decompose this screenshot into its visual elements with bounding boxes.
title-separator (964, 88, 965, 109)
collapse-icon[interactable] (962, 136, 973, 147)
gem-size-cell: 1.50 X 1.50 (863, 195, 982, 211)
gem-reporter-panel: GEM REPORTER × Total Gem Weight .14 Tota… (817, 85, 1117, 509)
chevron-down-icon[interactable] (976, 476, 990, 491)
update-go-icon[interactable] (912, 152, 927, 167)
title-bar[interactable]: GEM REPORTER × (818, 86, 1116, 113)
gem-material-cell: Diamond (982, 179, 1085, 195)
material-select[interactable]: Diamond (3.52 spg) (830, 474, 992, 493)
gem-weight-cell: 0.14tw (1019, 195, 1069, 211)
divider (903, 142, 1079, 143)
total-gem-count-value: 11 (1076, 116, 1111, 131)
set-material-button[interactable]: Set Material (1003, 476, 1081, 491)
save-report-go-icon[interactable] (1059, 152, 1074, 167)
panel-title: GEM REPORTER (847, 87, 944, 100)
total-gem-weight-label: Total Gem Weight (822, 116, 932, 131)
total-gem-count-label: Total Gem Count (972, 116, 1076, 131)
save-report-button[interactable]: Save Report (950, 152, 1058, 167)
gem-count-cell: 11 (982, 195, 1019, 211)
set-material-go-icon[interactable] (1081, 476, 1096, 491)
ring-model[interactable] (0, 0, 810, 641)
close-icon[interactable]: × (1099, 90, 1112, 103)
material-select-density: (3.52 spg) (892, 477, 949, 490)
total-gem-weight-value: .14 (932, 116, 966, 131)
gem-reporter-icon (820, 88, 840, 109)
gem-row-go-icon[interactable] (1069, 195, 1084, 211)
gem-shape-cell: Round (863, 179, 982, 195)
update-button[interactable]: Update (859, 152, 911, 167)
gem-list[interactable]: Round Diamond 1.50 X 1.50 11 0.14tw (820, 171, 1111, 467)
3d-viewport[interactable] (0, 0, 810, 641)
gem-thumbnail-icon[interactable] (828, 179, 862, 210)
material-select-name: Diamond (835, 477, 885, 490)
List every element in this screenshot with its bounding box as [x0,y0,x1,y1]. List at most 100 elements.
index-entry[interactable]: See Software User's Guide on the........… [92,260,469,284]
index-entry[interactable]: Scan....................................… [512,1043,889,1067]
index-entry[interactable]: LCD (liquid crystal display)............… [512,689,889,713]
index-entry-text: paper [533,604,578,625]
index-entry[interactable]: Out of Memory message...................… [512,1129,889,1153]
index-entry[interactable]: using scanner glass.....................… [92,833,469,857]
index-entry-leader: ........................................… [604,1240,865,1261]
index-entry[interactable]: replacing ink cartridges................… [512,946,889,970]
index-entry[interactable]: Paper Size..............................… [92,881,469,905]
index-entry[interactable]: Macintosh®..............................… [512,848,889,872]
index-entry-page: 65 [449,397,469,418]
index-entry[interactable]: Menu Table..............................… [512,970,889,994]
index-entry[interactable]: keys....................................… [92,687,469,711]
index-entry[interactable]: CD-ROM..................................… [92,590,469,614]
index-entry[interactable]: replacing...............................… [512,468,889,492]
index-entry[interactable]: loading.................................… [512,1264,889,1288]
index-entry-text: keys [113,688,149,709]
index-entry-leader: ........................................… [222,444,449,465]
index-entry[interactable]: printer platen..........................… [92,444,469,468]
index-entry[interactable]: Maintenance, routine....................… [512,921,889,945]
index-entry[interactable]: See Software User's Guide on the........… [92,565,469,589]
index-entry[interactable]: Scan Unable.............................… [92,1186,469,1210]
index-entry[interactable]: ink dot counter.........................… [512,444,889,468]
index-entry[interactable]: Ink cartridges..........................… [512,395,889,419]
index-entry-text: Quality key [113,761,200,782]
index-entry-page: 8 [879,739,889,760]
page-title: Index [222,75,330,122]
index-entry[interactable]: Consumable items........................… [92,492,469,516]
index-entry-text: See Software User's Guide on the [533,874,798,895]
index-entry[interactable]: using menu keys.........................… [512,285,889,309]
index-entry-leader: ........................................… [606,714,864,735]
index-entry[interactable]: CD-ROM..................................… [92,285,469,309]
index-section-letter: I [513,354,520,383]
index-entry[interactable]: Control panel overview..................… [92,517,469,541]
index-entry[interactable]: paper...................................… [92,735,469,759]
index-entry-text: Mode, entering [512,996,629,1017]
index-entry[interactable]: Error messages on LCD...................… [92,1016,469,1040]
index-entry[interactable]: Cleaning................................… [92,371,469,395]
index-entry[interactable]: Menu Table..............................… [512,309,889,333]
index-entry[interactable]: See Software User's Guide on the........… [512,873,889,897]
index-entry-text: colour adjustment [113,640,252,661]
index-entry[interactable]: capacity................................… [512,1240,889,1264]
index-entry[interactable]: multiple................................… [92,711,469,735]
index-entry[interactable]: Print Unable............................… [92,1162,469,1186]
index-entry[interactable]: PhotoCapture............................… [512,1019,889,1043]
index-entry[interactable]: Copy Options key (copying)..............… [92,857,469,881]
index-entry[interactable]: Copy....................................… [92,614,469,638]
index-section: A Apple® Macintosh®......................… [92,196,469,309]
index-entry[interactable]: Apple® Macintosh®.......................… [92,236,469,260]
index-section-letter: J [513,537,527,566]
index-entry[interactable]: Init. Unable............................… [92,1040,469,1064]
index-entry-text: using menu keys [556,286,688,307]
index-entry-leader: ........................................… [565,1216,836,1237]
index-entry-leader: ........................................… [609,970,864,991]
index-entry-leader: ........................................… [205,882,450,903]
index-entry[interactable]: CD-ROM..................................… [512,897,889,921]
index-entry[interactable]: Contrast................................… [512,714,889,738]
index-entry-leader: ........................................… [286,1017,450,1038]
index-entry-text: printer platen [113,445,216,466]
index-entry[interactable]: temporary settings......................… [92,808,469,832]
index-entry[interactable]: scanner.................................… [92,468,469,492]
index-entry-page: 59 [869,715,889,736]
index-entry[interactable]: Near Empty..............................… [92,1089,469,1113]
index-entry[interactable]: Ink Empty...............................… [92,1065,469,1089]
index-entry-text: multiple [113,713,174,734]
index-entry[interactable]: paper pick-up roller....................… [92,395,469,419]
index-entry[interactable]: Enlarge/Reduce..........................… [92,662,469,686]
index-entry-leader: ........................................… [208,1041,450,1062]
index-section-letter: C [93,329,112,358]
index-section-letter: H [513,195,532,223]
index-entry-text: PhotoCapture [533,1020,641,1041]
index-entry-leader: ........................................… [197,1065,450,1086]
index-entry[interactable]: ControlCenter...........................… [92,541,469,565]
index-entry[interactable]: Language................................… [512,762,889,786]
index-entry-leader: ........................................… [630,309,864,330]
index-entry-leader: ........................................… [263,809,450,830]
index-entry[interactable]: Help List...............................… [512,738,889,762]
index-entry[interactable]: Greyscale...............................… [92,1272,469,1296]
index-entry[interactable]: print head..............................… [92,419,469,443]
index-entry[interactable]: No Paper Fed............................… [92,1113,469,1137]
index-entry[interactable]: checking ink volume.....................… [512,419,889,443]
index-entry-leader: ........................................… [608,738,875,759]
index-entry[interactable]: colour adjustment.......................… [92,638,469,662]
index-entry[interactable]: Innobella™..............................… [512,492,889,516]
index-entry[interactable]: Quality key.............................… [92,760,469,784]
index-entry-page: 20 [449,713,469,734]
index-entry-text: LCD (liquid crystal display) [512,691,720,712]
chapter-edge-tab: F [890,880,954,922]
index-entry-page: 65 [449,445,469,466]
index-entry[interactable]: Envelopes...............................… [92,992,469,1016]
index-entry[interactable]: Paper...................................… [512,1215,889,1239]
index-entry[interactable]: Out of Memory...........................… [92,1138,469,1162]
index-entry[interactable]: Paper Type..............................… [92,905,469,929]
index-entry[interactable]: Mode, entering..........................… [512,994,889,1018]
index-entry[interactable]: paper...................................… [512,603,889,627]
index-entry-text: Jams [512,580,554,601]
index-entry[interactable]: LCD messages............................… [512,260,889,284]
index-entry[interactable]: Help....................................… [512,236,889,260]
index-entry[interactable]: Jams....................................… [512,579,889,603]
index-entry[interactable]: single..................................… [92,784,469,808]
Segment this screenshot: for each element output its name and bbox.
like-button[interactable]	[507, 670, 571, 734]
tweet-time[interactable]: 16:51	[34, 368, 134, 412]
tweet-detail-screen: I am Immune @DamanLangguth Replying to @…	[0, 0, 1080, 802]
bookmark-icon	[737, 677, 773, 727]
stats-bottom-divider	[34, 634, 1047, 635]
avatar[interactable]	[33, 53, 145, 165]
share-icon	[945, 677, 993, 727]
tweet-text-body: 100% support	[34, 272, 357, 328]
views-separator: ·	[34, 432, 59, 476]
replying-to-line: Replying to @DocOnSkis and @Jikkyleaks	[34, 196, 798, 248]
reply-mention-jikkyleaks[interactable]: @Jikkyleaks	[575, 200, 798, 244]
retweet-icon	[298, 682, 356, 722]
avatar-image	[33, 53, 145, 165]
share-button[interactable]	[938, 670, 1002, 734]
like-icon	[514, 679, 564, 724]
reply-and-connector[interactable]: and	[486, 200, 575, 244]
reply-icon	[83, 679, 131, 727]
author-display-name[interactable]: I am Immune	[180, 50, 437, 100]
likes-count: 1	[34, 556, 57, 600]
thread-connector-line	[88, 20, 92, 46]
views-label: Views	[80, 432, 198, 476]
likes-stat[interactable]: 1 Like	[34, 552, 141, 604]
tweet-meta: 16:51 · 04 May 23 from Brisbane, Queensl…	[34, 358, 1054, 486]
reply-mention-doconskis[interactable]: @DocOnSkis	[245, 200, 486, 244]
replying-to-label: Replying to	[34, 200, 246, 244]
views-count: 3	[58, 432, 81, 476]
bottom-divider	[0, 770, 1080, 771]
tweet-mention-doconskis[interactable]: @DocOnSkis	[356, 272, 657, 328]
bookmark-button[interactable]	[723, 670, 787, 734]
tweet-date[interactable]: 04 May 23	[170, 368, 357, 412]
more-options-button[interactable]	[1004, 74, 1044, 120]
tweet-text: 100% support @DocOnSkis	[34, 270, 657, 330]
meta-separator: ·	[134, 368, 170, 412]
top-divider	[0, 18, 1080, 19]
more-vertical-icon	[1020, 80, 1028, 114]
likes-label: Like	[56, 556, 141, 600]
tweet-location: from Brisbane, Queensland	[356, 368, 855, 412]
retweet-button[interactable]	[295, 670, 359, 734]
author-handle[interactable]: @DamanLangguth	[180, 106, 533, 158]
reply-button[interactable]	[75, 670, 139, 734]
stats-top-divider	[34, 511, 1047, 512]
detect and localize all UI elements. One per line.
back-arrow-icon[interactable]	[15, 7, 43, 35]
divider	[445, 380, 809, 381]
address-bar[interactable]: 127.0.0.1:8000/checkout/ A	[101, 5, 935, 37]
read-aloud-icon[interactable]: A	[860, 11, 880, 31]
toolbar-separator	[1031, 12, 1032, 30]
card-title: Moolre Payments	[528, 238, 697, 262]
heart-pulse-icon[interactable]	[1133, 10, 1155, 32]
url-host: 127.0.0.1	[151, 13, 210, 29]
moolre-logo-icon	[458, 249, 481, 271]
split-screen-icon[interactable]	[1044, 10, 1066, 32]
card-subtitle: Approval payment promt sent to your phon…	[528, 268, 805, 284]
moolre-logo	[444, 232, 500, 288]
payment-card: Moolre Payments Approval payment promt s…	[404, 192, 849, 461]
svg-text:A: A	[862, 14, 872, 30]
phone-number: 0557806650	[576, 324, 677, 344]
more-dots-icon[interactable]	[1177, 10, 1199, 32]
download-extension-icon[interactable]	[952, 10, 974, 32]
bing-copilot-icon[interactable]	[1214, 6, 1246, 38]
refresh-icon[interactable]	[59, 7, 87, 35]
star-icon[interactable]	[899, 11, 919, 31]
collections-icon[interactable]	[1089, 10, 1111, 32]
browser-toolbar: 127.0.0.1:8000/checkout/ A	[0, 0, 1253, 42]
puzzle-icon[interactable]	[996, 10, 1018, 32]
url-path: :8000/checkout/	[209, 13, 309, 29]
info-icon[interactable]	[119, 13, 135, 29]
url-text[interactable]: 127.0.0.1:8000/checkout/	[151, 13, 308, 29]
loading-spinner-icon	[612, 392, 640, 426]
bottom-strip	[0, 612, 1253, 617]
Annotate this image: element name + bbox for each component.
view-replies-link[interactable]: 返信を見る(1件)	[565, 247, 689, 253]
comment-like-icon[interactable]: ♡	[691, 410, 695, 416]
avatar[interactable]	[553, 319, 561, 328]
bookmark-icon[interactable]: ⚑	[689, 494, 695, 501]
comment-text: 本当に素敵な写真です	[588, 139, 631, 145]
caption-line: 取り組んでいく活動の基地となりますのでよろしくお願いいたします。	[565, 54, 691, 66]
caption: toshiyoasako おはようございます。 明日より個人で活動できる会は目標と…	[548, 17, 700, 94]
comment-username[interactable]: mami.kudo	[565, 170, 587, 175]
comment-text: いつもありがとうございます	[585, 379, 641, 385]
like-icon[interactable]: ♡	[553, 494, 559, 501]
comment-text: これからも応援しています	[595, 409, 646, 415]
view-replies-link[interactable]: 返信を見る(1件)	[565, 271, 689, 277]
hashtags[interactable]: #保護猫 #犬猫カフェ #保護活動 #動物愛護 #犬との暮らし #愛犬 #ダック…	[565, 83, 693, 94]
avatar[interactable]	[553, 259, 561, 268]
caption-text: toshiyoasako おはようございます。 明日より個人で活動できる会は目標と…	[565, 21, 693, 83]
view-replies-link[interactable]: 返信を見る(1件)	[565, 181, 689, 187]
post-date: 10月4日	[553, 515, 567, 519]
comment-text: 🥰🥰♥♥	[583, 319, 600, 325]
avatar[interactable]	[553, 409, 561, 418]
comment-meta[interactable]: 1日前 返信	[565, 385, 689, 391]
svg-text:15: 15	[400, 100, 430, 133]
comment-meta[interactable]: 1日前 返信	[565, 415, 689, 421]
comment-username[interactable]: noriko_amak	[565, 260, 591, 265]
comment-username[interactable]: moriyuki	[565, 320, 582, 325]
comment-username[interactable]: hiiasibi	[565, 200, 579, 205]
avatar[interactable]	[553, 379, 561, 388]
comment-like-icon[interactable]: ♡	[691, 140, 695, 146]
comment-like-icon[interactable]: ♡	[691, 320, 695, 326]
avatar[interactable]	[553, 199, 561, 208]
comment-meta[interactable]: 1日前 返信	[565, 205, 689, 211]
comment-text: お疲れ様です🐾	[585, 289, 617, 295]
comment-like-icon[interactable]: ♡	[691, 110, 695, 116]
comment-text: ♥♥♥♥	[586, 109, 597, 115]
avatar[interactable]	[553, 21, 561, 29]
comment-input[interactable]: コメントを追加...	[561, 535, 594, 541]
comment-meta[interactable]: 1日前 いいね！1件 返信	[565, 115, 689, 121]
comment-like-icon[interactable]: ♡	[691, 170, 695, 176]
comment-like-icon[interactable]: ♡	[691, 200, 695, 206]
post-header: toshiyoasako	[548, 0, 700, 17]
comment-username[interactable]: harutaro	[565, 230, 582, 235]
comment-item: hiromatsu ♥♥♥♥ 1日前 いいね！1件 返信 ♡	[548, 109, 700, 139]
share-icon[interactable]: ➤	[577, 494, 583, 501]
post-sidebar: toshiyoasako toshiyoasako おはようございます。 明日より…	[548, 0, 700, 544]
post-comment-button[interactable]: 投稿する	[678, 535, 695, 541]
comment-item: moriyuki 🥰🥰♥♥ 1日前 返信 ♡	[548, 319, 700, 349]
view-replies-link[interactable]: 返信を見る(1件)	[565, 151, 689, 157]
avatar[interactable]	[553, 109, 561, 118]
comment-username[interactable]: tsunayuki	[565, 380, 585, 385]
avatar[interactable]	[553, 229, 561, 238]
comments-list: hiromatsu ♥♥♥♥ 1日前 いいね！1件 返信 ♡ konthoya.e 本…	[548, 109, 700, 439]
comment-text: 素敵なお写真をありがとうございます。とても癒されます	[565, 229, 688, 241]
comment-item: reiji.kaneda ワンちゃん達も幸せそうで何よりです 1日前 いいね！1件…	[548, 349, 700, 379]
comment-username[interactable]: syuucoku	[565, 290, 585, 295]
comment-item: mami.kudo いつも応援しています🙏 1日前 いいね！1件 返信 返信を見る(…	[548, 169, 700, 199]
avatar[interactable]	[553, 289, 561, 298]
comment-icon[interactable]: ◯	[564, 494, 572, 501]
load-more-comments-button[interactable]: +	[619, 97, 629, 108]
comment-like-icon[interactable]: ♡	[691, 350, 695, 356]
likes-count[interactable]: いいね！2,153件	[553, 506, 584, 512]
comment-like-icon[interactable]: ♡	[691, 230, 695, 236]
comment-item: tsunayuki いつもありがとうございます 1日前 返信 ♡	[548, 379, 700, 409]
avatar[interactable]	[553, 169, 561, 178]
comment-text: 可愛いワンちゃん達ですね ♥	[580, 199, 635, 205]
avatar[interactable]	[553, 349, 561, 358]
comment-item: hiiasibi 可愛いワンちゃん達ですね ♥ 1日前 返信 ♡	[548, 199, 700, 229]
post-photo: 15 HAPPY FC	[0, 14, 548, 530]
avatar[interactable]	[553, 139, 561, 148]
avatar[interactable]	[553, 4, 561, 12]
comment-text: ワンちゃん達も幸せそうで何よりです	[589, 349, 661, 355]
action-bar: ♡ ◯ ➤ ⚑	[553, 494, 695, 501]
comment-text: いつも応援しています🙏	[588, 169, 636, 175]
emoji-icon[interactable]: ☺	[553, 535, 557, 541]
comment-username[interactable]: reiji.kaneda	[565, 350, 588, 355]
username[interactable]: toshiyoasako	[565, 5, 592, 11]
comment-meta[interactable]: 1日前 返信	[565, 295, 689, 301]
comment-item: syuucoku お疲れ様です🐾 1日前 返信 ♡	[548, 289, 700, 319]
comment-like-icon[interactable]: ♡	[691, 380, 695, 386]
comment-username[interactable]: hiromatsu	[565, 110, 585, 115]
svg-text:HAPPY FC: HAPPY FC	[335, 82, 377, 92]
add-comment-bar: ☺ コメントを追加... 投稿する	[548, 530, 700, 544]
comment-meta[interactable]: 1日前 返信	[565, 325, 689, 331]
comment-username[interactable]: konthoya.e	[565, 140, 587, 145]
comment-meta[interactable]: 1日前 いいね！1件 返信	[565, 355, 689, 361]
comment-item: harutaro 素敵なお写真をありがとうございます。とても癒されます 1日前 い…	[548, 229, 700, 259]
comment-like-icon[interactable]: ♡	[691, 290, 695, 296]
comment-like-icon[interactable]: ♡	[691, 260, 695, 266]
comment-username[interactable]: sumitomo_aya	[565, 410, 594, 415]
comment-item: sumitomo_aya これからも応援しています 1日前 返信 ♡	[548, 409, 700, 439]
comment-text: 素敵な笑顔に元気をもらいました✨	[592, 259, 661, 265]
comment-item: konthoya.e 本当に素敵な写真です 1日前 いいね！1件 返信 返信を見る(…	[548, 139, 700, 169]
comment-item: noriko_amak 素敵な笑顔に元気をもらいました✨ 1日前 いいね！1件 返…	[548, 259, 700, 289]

Task statement:
Return the items from the very first line through the line containing "close-icon[interactable]: × (1099, 90, 1112, 103)", both ends included, with each line reproduced word for word.

Solution to this task:
decompose this screenshot into its visual elements with bounding boxes.
title-separator (964, 88, 965, 109)
collapse-icon[interactable] (962, 136, 973, 147)
gem-size-cell: 1.50 X 1.50 (863, 195, 982, 211)
gem-reporter-panel: GEM REPORTER × Total Gem Weight .14 Tota… (817, 85, 1117, 509)
chevron-down-icon[interactable] (976, 476, 990, 491)
update-go-icon[interactable] (912, 152, 927, 167)
title-bar[interactable]: GEM REPORTER × (818, 86, 1116, 113)
gem-material-cell: Diamond (982, 179, 1085, 195)
material-select[interactable]: Diamond (3.52 spg) (830, 474, 992, 493)
gem-weight-cell: 0.14tw (1019, 195, 1069, 211)
divider (903, 142, 1079, 143)
total-gem-count-value: 11 (1076, 116, 1111, 131)
set-material-button[interactable]: Set Material (1003, 476, 1081, 491)
save-report-go-icon[interactable] (1059, 152, 1074, 167)
panel-title: GEM REPORTER (847, 87, 944, 100)
total-gem-weight-label: Total Gem Weight (822, 116, 932, 131)
total-gem-count-label: Total Gem Count (972, 116, 1076, 131)
save-report-button[interactable]: Save Report (950, 152, 1058, 167)
gem-count-cell: 11 (982, 195, 1019, 211)
set-material-go-icon[interactable] (1081, 476, 1096, 491)
ring-model[interactable] (0, 0, 810, 641)
close-icon[interactable]: × (1099, 90, 1112, 103)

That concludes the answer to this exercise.